**Data excerpts:**
-- Start --
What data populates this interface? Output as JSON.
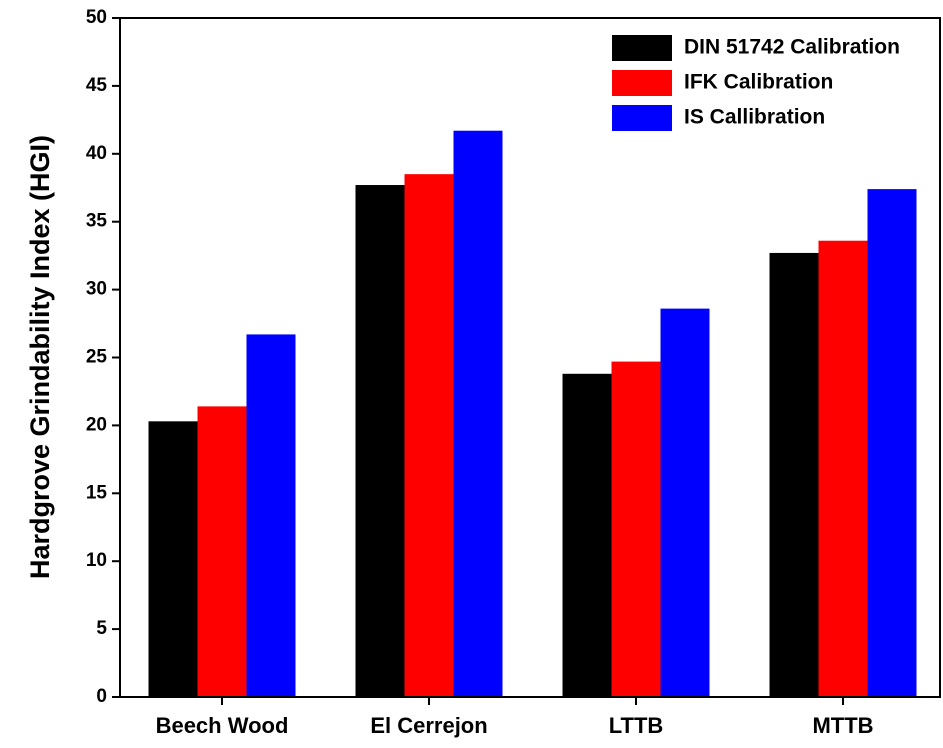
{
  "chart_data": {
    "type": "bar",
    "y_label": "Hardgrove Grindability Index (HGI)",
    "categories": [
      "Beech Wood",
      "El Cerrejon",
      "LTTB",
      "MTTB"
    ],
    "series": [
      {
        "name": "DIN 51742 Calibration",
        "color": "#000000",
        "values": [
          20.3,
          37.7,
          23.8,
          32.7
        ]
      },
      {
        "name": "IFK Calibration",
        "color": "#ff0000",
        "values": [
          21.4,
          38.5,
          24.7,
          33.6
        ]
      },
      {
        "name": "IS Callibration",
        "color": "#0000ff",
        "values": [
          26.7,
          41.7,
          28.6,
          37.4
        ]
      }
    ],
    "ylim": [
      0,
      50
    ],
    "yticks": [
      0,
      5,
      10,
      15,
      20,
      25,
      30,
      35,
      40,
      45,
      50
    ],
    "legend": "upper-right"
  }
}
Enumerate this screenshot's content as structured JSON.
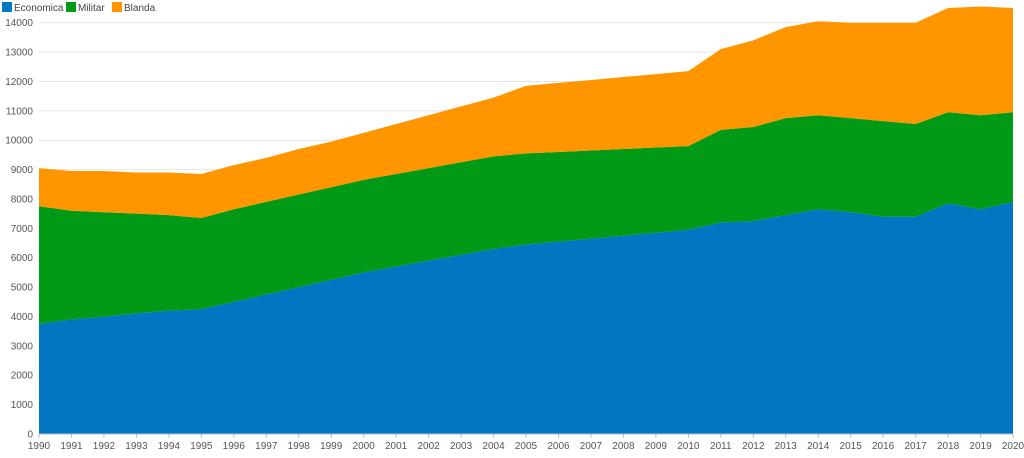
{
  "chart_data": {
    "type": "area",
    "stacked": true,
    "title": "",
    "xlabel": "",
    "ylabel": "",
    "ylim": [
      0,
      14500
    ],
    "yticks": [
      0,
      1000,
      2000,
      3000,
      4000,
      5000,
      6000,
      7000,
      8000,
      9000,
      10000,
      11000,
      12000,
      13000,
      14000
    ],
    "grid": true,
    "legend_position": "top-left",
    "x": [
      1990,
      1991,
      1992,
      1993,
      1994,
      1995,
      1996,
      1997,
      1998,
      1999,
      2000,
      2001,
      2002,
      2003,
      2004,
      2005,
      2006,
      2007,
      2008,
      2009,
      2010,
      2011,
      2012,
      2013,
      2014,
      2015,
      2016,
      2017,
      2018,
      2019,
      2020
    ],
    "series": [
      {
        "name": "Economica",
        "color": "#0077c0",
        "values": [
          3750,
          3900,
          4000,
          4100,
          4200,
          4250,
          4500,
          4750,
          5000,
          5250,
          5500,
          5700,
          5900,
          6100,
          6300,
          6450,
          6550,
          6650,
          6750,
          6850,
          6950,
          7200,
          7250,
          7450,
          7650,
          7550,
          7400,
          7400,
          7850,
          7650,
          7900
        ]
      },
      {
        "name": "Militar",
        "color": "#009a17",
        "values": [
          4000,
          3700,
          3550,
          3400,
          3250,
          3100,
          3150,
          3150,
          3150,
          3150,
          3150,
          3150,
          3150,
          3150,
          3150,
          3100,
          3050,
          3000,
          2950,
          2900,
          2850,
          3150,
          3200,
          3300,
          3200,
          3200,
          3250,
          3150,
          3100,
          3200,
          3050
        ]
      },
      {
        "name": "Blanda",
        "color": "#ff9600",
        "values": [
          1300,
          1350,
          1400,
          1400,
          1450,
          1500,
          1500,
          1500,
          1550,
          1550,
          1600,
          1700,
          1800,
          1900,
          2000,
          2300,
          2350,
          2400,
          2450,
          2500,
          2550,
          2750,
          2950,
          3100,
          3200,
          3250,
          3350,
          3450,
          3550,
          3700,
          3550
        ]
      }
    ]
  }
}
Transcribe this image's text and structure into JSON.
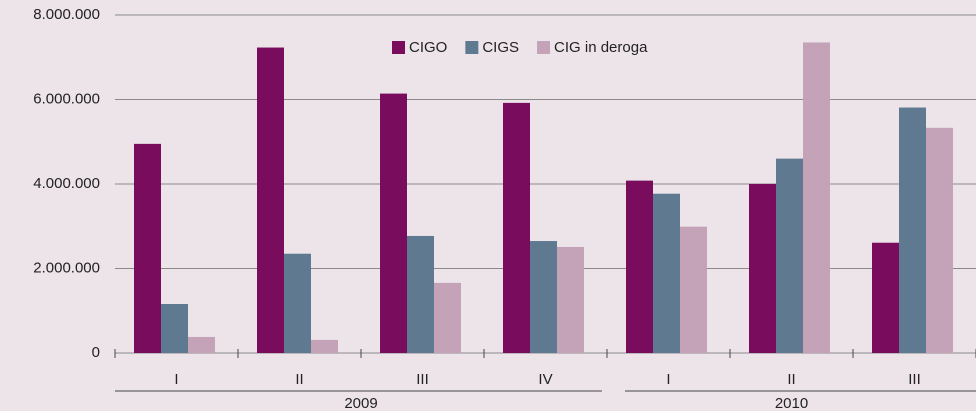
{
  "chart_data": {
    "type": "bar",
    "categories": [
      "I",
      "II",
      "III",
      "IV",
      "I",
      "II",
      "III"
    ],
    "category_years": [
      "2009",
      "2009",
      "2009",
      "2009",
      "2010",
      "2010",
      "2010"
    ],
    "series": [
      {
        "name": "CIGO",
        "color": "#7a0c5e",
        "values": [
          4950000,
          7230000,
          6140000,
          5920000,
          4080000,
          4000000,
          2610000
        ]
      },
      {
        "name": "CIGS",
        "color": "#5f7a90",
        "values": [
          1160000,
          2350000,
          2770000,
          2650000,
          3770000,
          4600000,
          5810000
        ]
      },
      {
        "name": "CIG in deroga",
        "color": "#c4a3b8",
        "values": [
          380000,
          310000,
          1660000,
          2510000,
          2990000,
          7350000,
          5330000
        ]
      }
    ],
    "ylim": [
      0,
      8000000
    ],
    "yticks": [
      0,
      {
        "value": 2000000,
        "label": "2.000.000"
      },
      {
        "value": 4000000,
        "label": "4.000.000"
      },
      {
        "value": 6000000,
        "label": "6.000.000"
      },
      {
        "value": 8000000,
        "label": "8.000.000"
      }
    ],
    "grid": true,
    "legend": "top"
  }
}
-- End --
**Directions for this task:** Each record above is to be restated exactly, with its pictures removed from the copy.

**Response:**
What data populates this interface? Output as JSON.
{
  "chart_data": {
    "type": "bar",
    "y_label": "Hardgrove Grindability Index (HGI)",
    "categories": [
      "Beech Wood",
      "El Cerrejon",
      "LTTB",
      "MTTB"
    ],
    "series": [
      {
        "name": "DIN 51742 Calibration",
        "color": "#000000",
        "values": [
          20.3,
          37.7,
          23.8,
          32.7
        ]
      },
      {
        "name": "IFK Calibration",
        "color": "#ff0000",
        "values": [
          21.4,
          38.5,
          24.7,
          33.6
        ]
      },
      {
        "name": "IS Callibration",
        "color": "#0000ff",
        "values": [
          26.7,
          41.7,
          28.6,
          37.4
        ]
      }
    ],
    "ylim": [
      0,
      50
    ],
    "yticks": [
      0,
      5,
      10,
      15,
      20,
      25,
      30,
      35,
      40,
      45,
      50
    ],
    "legend": "upper-right"
  }
}
Enumerate this screenshot's content as structured JSON.
{
  "chart_data": {
    "type": "area",
    "stacked": true,
    "title": "",
    "xlabel": "",
    "ylabel": "",
    "ylim": [
      0,
      14500
    ],
    "yticks": [
      0,
      1000,
      2000,
      3000,
      4000,
      5000,
      6000,
      7000,
      8000,
      9000,
      10000,
      11000,
      12000,
      13000,
      14000
    ],
    "grid": true,
    "legend_position": "top-left",
    "x": [
      1990,
      1991,
      1992,
      1993,
      1994,
      1995,
      1996,
      1997,
      1998,
      1999,
      2000,
      2001,
      2002,
      2003,
      2004,
      2005,
      2006,
      2007,
      2008,
      2009,
      2010,
      2011,
      2012,
      2013,
      2014,
      2015,
      2016,
      2017,
      2018,
      2019,
      2020
    ],
    "series": [
      {
        "name": "Economica",
        "color": "#0077c0",
        "values": [
          3750,
          3900,
          4000,
          4100,
          4200,
          4250,
          4500,
          4750,
          5000,
          5250,
          5500,
          5700,
          5900,
          6100,
          6300,
          6450,
          6550,
          6650,
          6750,
          6850,
          6950,
          7200,
          7250,
          7450,
          7650,
          7550,
          7400,
          7400,
          7850,
          7650,
          7900
        ]
      },
      {
        "name": "Militar",
        "color": "#009a17",
        "values": [
          4000,
          3700,
          3550,
          3400,
          3250,
          3100,
          3150,
          3150,
          3150,
          3150,
          3150,
          3150,
          3150,
          3150,
          3150,
          3100,
          3050,
          3000,
          2950,
          2900,
          2850,
          3150,
          3200,
          3300,
          3200,
          3200,
          3250,
          3150,
          3100,
          3200,
          3050
        ]
      },
      {
        "name": "Blanda",
        "color": "#ff9600",
        "values": [
          1300,
          1350,
          1400,
          1400,
          1450,
          1500,
          1500,
          1500,
          1550,
          1550,
          1600,
          1700,
          1800,
          1900,
          2000,
          2300,
          2350,
          2400,
          2450,
          2500,
          2550,
          2750,
          2950,
          3100,
          3200,
          3250,
          3350,
          3450,
          3550,
          3700,
          3550
        ]
      }
    ]
  }
}
Transcribe this image's text and structure into JSON.
{
  "chart_data": {
    "type": "bar",
    "categories": [
      "I",
      "II",
      "III",
      "IV",
      "I",
      "II",
      "III"
    ],
    "category_years": [
      "2009",
      "2009",
      "2009",
      "2009",
      "2010",
      "2010",
      "2010"
    ],
    "series": [
      {
        "name": "CIGO",
        "color": "#7a0c5e",
        "values": [
          4950000,
          7230000,
          6140000,
          5920000,
          4080000,
          4000000,
          2610000
        ]
      },
      {
        "name": "CIGS",
        "color": "#5f7a90",
        "values": [
          1160000,
          2350000,
          2770000,
          2650000,
          3770000,
          4600000,
          5810000
        ]
      },
      {
        "name": "CIG in deroga",
        "color": "#c4a3b8",
        "values": [
          380000,
          310000,
          1660000,
          2510000,
          2990000,
          7350000,
          5330000
        ]
      }
    ],
    "ylim": [
      0,
      8000000
    ],
    "yticks": [
      0,
      {
        "value": 2000000,
        "label": "2.000.000"
      },
      {
        "value": 4000000,
        "label": "4.000.000"
      },
      {
        "value": 6000000,
        "label": "6.000.000"
      },
      {
        "value": 8000000,
        "label": "8.000.000"
      }
    ],
    "grid": true,
    "legend": "top"
  }
}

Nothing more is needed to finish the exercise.